TASKS TO COMPLETE:
- A) Rewrite the CFDA bye post between "I write this" and "a bit with.", inclusive, replacing "Marshals" with "Range Officers".
- B) Write the next part of the CFDA bye post, picking up after its last sentence.

Thursday, March 21, 2019

A Better Bye.

I write this post for the powers that be, match directors, Marshals, club officers and the CFDA.  This is sometime that you should think about and maybe experiment a bit with.

We love the CFDA bye even though it is inherently unfair. We love it because it is unfair. We all look forward to being that lucky shooter that advances without competing. It is not going away because we love it so much, but maybe there is room for improvement in some events.

For illustration, I am going to talk about the Old Timers Category at the Texas State Championship.  There were 7 shooters and it was  a 3x last man standing event which took 10 rounds to resolve.  It took 10 rounds because the event winner lost his first match and therefore 19 loses were required. Because of CFDA byes one shooter did not compete in each of the first 8 rounds.  The  first 3 rounds (7 shooters) produced 9 loses. The next 3 rounds (5 shooters) produced 6 loses. The next 2 rounds (3 shooters) produced 2 loses. The last 2 rounds (2 shooters) produced 2 loses, for a total of 19 loses resolving the issue.  Ten rounds were required because in the first 8 rounds one shooter did not compete in the match format.  In additions to the 10 match format rounds, 8 shoot offs were required to allocate the bye.  That is a total of 18 rounds.

EXTRACTED DATA:
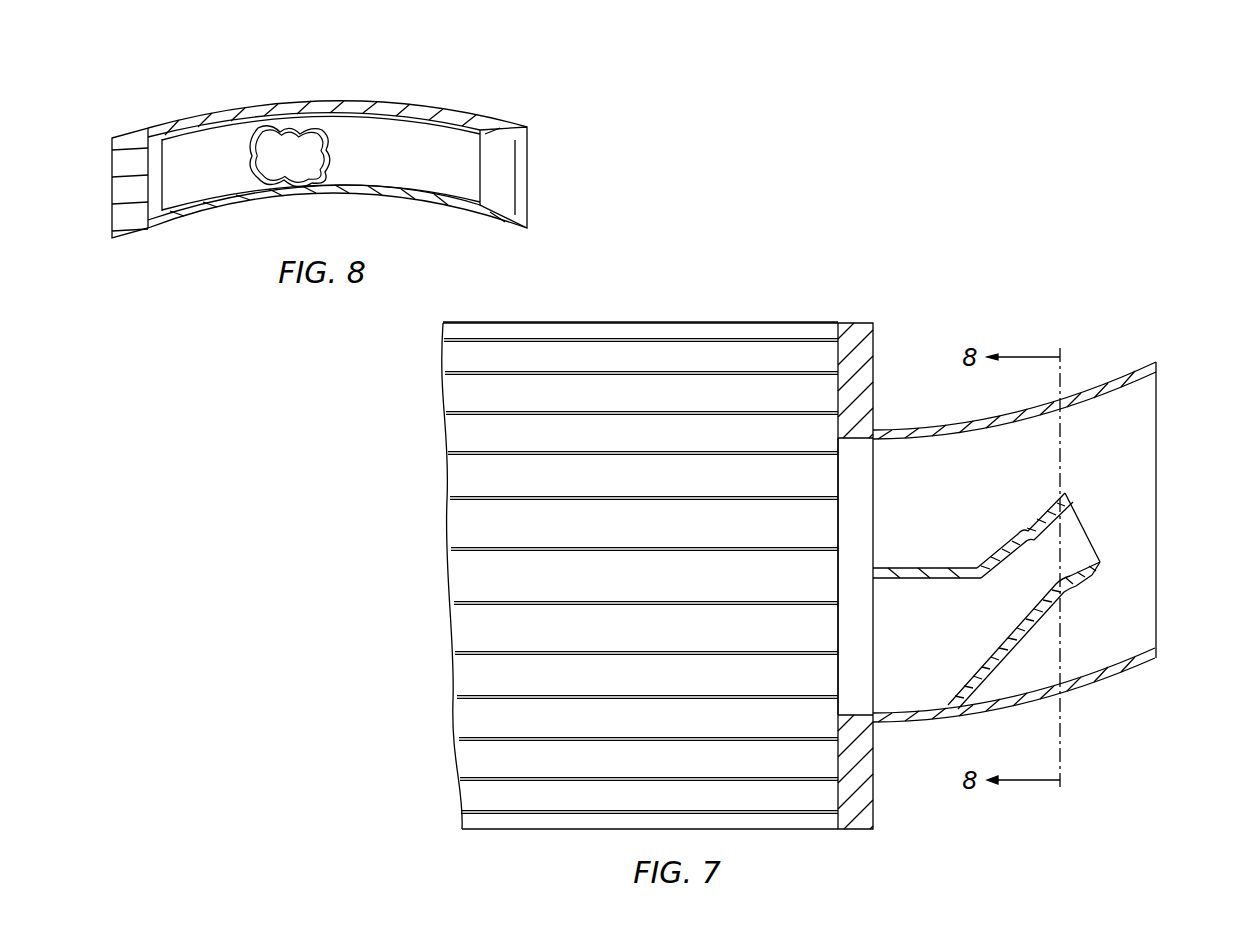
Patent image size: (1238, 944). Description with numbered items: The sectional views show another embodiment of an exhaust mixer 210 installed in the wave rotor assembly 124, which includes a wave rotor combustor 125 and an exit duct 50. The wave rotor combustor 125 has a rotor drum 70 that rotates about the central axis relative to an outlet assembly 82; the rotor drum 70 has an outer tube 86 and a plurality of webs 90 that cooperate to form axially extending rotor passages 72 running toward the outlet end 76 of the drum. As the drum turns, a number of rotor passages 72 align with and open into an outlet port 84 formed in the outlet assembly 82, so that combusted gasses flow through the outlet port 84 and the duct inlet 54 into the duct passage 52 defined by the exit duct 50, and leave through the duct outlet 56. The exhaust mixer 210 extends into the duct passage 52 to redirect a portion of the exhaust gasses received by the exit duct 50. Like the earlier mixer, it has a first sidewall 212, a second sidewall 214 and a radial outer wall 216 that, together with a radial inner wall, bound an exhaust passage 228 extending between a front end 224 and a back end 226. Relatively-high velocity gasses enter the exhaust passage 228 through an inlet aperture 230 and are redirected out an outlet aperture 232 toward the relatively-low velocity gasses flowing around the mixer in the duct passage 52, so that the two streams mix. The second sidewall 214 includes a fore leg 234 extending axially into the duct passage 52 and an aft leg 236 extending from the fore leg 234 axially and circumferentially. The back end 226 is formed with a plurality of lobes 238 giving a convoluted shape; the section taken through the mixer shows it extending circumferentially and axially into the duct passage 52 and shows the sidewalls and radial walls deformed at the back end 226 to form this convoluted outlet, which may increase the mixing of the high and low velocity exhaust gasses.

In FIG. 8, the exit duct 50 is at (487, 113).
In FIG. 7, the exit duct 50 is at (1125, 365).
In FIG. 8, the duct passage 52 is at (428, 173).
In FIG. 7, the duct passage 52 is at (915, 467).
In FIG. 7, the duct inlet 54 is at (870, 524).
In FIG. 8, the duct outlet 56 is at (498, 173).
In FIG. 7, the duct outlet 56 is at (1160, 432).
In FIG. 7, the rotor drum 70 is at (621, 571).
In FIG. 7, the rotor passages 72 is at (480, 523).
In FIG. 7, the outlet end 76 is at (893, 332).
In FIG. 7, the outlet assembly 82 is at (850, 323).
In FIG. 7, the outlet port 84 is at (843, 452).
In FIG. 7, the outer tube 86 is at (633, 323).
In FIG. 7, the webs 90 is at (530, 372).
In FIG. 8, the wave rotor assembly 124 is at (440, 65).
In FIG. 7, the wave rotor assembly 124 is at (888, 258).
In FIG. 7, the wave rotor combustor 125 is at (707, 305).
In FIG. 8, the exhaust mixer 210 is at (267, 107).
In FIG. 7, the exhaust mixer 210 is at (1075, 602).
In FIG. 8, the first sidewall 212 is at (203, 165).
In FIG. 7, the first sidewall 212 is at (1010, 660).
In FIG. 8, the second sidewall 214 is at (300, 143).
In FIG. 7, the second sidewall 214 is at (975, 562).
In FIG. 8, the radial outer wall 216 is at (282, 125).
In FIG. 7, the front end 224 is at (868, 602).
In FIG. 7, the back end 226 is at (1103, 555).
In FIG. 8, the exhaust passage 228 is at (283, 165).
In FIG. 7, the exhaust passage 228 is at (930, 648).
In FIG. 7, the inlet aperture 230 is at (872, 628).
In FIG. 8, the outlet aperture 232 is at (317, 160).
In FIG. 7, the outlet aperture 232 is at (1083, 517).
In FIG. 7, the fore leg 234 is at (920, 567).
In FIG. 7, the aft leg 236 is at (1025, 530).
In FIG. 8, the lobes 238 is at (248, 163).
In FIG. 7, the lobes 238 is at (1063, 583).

ANSWERS TO THE EXERCISE:
- A)
I write this post for the powers that be, match directors, Range Officers, club officers and the CFDA.  This is sometime that you should think about and maybe experiment a bit with.

- B)
Now what happens if every shooter is required to compete in every round.  In the first 3 rounds (7 shooters), there would be 12 loses. In the next 2 rounds (5 shooters) there would be 6 loses.  Then in the final round (2 shooters) there would be 1 lose for a total of 19 loses.  The matter would have been resolved in 6 rounds with no shoot off rounds.  So you go from requiring 18 rounds to 6 rounds.

It shortens up the match to such an extent that in the same amount of range time you could have shot a 4 x.  Four x would have required 25 loses.  Probably 4 rounds at 7 shooters for 16 loses, 2 rounds at 5 shooters for 6 loses, 1 round at 3 shooters for 2 loses and 1 round at 2 shooters for 1 lose for a total of 25 loses.   The matter would have been resolved in 8 rounds using 4 x if you eliminate the noncompeting CFDA bye procedure.

So the questions for the shooters is which would you prefer? A 3 x with CFDA bye or a 4 x event without the CFDA bye.  A side benefit is that you will get a better sort because the inherent unfairness of the CDFA bye is eliminated.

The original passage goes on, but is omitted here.